AIM:
How many lines in the listing below include the word "sulla"? Answer with the number and nothing else.

•••••

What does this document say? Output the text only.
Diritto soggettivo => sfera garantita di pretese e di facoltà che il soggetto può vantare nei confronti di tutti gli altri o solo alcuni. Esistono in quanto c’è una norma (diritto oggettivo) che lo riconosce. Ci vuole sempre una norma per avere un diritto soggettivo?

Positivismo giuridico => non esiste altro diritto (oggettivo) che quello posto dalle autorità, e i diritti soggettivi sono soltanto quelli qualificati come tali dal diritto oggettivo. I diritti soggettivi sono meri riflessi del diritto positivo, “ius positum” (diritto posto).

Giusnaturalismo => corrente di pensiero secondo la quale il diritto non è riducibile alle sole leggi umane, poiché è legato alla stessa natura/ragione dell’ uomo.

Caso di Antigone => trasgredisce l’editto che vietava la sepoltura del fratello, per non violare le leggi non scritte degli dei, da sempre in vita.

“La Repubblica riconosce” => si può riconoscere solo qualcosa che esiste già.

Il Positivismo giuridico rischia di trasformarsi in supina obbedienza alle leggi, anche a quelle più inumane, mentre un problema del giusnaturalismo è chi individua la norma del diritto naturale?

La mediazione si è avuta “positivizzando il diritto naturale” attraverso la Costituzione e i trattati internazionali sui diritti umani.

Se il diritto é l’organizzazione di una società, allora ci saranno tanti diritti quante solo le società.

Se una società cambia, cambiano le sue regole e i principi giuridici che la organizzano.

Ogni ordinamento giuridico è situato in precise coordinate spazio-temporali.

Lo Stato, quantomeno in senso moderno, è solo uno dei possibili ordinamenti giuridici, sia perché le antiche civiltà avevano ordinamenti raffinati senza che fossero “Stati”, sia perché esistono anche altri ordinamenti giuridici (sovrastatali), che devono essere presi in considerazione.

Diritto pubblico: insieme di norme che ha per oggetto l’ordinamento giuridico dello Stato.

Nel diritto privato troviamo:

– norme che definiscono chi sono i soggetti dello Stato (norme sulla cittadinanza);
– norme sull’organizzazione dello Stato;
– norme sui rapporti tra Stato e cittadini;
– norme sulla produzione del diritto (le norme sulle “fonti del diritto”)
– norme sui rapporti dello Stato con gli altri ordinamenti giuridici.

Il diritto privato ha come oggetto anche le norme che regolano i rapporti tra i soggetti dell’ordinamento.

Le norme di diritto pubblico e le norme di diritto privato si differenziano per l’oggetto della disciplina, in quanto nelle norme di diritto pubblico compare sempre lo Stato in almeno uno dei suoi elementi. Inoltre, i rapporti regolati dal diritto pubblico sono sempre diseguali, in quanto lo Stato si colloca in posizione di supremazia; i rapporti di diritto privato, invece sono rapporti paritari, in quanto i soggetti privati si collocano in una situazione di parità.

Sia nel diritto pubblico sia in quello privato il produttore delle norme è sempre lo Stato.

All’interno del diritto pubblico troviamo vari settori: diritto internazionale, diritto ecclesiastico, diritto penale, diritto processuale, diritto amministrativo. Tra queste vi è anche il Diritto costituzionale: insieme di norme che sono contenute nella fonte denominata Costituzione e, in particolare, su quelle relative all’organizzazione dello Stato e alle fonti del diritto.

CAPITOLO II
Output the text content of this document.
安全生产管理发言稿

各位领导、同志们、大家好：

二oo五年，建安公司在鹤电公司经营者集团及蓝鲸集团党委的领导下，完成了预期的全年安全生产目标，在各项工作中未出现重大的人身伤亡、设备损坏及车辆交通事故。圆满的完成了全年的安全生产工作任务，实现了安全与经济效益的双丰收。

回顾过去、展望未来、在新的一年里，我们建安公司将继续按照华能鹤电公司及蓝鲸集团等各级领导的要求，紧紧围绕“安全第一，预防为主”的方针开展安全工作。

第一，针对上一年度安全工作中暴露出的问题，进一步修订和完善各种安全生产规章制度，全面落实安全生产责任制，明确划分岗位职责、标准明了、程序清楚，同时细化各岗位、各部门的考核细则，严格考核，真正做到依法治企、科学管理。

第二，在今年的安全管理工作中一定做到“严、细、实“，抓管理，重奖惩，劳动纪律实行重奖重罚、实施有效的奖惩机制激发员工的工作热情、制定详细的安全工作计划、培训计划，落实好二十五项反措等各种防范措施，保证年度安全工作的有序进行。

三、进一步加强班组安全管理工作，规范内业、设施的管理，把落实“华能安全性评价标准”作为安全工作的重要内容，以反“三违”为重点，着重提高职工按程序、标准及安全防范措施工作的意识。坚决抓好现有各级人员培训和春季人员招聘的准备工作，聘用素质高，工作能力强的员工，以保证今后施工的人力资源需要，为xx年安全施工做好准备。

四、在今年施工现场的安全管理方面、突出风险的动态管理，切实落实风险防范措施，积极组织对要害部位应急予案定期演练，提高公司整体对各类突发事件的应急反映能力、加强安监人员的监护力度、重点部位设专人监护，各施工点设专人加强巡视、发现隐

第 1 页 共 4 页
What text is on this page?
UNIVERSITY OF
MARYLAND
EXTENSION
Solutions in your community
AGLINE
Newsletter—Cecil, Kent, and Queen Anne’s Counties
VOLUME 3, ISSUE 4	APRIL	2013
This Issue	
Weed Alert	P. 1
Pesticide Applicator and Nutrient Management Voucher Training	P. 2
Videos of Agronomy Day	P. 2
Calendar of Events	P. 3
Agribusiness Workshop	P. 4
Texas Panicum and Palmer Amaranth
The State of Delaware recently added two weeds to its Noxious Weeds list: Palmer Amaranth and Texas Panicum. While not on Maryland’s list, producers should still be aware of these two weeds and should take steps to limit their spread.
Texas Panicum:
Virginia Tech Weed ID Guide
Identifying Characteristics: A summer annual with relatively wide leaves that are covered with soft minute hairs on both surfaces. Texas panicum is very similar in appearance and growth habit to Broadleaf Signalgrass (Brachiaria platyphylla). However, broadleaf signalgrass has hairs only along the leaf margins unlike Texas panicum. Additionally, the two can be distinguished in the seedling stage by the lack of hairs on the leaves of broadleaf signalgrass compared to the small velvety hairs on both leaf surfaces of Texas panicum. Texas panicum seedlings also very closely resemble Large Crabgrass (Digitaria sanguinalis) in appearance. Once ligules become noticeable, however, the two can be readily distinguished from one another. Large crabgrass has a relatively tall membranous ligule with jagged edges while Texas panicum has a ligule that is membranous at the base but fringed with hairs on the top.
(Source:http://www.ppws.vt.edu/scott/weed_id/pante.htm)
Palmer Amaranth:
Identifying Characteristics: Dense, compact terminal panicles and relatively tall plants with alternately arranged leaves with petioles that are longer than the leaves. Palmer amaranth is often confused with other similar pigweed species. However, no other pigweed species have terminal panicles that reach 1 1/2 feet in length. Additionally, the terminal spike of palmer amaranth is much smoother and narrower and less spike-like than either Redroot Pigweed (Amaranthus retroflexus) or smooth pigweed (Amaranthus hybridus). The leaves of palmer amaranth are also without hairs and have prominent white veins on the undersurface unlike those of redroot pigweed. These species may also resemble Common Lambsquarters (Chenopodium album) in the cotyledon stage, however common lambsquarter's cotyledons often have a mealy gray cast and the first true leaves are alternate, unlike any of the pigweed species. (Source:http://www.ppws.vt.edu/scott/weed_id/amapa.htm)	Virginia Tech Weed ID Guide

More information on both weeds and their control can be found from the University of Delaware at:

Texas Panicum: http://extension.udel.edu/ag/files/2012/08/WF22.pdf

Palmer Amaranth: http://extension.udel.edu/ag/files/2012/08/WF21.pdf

•••••

ANSWER FOR THIS EXERCISE:
2